• Task to carry out:
Copy each line containing the word "true" from the records that follow, please.

---------------

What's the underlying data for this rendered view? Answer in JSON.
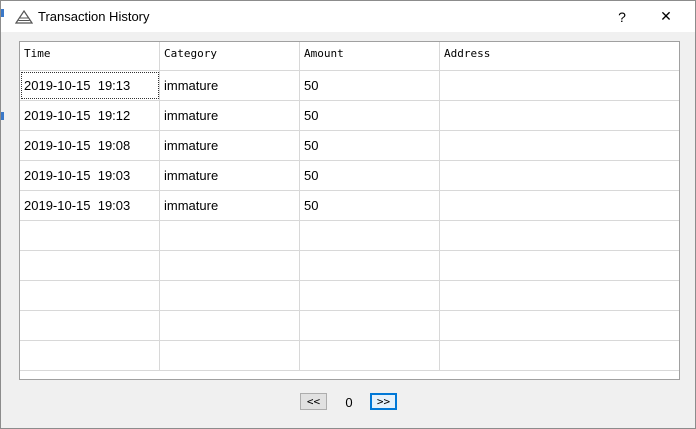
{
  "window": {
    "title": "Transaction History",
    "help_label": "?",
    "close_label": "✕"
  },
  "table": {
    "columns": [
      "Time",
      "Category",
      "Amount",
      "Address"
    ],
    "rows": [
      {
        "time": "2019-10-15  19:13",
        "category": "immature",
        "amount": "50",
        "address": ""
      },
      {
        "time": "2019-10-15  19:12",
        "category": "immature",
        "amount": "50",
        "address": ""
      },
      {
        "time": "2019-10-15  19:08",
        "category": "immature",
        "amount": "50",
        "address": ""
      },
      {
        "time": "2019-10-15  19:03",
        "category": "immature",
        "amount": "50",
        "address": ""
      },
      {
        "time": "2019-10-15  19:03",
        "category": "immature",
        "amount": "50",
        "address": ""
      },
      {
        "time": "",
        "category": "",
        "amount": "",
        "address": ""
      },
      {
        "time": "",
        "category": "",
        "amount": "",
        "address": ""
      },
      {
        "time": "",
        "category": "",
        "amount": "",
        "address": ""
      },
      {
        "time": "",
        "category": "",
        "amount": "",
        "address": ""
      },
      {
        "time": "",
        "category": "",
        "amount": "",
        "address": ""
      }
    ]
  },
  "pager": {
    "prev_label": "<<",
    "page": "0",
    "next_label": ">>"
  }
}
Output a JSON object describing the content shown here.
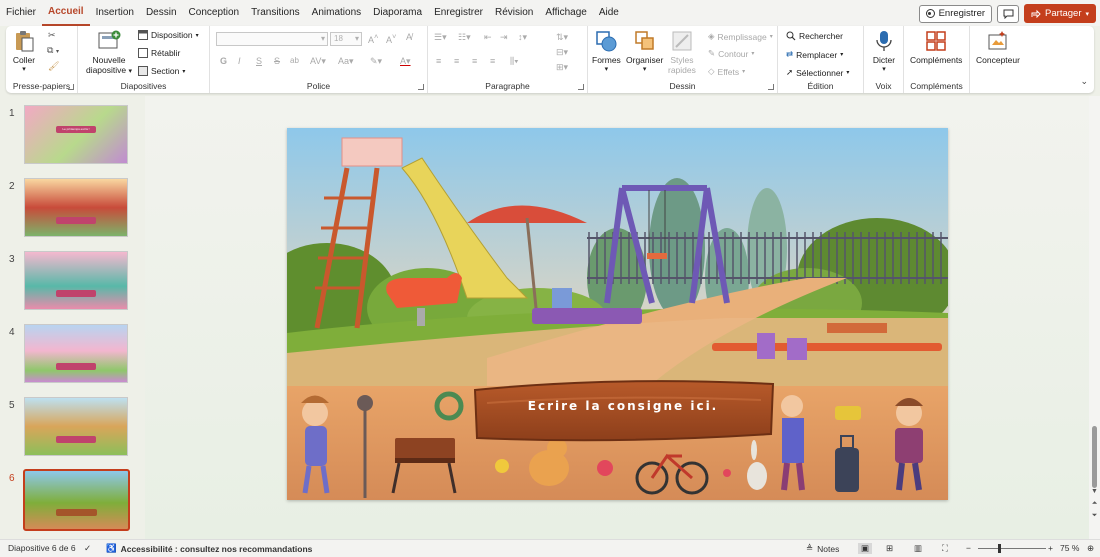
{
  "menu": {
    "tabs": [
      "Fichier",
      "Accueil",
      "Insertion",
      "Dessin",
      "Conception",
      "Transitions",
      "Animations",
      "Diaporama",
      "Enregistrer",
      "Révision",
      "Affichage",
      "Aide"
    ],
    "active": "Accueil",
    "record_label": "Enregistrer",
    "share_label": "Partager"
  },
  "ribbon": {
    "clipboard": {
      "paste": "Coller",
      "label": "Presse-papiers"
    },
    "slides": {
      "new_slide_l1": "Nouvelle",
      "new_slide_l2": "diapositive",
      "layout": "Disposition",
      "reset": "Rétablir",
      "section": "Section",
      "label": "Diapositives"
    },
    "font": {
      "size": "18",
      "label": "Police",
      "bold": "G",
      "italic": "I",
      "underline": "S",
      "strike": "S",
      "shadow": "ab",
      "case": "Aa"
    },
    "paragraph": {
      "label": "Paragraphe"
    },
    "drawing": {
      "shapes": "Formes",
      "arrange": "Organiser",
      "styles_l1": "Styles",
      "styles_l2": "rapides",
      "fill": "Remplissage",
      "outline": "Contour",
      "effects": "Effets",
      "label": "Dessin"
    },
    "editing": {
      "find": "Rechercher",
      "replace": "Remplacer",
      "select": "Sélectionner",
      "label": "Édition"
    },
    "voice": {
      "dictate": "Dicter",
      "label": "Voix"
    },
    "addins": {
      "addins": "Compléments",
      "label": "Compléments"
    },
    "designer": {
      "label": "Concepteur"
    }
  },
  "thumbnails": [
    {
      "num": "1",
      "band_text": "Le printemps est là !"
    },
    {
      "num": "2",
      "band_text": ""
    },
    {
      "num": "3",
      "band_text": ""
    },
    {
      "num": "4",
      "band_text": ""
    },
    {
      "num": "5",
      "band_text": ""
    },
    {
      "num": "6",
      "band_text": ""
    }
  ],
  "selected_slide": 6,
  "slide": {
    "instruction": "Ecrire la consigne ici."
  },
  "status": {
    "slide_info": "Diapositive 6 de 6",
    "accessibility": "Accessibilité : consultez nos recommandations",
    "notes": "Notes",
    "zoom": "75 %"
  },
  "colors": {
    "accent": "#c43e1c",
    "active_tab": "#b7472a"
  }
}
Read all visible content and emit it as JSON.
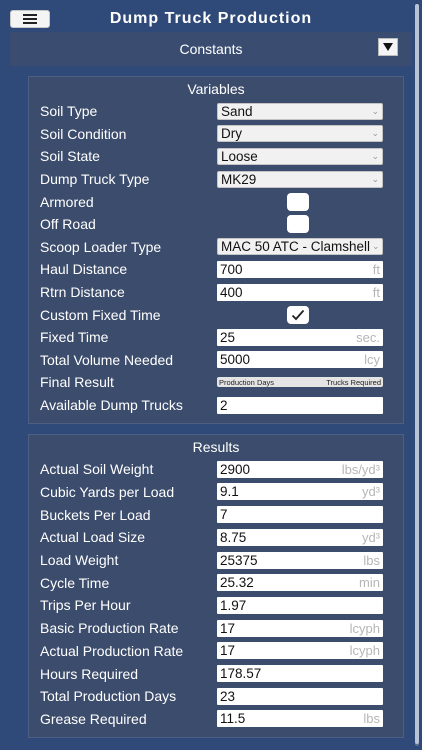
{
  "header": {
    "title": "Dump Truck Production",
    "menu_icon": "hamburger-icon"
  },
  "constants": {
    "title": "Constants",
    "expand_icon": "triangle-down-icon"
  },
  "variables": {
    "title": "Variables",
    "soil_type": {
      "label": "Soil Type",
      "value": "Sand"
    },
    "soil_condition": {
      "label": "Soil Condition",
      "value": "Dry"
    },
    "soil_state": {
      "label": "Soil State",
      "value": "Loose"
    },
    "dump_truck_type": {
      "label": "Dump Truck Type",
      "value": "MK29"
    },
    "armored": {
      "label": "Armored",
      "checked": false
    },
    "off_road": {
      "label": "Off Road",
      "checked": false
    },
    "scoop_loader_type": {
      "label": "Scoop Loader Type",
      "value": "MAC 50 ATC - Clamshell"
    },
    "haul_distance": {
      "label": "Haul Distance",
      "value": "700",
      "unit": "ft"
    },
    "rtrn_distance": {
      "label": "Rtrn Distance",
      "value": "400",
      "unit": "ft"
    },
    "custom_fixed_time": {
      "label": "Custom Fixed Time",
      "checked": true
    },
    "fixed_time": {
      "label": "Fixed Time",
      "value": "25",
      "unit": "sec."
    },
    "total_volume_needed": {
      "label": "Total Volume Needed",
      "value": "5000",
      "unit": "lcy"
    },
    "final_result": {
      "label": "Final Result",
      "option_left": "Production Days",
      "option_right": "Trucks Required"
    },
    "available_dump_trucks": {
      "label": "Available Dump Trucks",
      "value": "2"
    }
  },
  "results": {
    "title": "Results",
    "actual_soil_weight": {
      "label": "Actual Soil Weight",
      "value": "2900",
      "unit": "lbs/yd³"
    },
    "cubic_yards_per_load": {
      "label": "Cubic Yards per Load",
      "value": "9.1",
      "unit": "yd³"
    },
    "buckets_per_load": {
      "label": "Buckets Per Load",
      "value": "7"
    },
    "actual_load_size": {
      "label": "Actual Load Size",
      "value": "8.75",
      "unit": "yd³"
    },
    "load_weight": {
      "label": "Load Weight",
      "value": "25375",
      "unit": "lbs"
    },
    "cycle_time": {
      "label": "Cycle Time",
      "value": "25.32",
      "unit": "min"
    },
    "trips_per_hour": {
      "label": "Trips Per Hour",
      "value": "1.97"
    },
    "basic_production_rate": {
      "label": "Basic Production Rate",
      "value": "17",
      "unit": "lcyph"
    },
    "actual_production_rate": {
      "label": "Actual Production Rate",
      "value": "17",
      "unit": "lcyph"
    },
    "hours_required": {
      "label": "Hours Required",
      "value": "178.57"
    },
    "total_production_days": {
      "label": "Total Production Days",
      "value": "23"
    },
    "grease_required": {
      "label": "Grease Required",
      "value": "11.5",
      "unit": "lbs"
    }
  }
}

---------------

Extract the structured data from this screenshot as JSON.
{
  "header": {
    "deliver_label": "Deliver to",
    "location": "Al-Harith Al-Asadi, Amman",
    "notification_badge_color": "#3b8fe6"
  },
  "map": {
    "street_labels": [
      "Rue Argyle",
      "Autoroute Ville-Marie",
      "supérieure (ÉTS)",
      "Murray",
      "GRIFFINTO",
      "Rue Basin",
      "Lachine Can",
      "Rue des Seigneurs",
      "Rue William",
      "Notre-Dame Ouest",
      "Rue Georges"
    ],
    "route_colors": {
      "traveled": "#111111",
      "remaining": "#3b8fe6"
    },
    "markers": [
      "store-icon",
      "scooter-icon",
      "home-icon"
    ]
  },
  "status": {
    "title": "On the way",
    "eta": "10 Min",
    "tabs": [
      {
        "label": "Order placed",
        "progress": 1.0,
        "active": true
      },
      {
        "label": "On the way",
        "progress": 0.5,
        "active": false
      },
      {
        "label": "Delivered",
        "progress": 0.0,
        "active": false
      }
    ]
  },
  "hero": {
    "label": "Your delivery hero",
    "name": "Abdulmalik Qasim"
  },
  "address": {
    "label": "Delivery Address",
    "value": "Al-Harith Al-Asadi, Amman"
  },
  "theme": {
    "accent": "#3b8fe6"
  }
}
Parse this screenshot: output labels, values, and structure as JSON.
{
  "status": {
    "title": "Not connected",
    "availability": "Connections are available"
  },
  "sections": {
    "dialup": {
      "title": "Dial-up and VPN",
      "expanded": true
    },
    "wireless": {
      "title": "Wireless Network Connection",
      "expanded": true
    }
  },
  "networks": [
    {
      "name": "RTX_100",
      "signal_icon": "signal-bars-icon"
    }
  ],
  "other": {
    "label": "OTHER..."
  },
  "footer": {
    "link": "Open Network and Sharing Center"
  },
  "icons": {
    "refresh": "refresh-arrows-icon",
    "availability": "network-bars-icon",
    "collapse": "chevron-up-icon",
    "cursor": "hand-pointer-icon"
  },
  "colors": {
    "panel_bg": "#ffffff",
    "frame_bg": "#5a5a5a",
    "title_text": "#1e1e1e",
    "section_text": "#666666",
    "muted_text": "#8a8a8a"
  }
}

---------------

• Answer to this problem:
      "checked": true
        "active": true
      "expanded": true
      "expanded": true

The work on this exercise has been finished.